### EXERCISE INPUT ###
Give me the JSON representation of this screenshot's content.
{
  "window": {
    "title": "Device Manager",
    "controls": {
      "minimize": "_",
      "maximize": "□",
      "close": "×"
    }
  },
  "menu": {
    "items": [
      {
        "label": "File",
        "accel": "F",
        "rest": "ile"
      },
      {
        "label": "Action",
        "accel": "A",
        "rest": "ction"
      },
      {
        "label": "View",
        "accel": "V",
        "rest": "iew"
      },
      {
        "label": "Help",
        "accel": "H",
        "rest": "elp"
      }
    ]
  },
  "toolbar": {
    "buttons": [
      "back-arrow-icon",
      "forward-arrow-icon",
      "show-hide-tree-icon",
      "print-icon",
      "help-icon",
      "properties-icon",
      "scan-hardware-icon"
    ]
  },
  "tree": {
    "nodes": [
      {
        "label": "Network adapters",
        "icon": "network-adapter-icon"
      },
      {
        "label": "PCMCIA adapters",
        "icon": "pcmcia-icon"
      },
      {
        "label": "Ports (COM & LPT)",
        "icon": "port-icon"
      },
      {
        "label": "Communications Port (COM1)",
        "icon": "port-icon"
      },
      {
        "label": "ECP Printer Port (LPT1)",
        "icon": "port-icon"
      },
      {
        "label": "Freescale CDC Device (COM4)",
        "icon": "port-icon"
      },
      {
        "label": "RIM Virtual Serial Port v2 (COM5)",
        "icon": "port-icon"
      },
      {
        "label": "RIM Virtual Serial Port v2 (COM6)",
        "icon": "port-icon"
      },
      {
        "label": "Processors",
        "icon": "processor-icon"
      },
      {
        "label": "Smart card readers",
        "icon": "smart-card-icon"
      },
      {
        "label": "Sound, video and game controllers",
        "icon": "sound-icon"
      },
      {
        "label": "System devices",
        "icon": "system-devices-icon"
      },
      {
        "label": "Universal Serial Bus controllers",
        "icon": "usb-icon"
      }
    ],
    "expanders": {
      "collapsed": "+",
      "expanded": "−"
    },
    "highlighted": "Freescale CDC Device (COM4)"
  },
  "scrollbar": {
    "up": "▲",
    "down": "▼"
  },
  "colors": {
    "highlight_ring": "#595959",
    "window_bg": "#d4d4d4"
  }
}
###
> [REQUIREMENTS]: Look through the entries above; copy each line where the string "Freescale" appears.

> [PROBLEM SOLUTION]:
        "label": "Freescale CDC Device (COM4)",
    "highlighted": "Freescale CDC Device (COM4)"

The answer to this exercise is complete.